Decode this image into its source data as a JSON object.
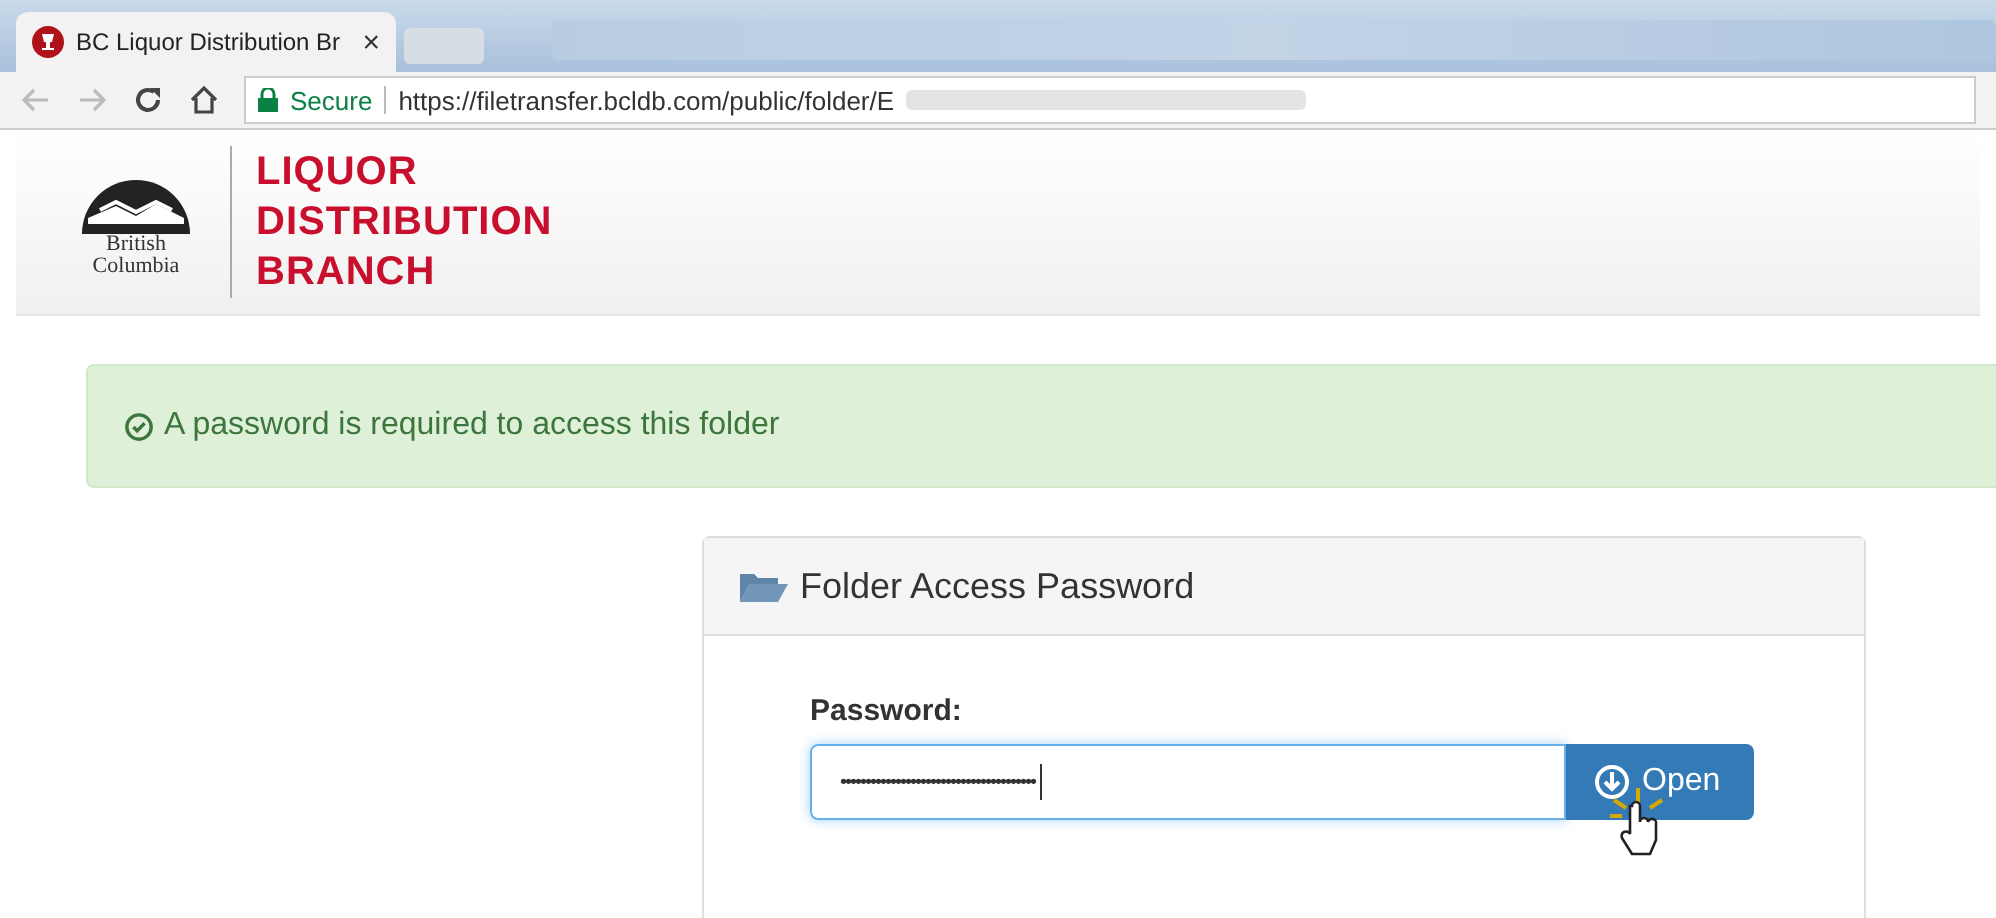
{
  "browser": {
    "tab": {
      "title": "BC Liquor Distribution Br",
      "close": "×"
    },
    "address": {
      "secure_label": "Secure",
      "url": "https://filetransfer.bcldb.com/public/folder/E"
    }
  },
  "header": {
    "logo_lines": [
      "British",
      "Columbia"
    ],
    "title_lines": [
      "LIQUOR",
      "DISTRIBUTION",
      "BRANCH"
    ]
  },
  "alert": {
    "message": "A password is required to access this folder"
  },
  "panel": {
    "title": "Folder Access Password",
    "field_label": "Password:",
    "field_value": "•••••••••••••••••••••••••••••••••••••••",
    "button": "Open"
  }
}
□ □ □ □
[WRITTEN PROBLEM]
Leave out all pictures, then copy the remaining material exactly.

[RESPONSE TO THIS EXERCISE]
Decode this image into its source data as a JSON object.
{
  "browser": {
    "tab": {
      "title": "BC Liquor Distribution Br",
      "close": "×"
    },
    "address": {
      "secure_label": "Secure",
      "url": "https://filetransfer.bcldb.com/public/folder/E"
    }
  },
  "header": {
    "logo_lines": [
      "British",
      "Columbia"
    ],
    "title_lines": [
      "LIQUOR",
      "DISTRIBUTION",
      "BRANCH"
    ]
  },
  "alert": {
    "message": "A password is required to access this folder"
  },
  "panel": {
    "title": "Folder Access Password",
    "field_label": "Password:",
    "field_value": "•••••••••••••••••••••••••••••••••••••••",
    "button": "Open"
  }
}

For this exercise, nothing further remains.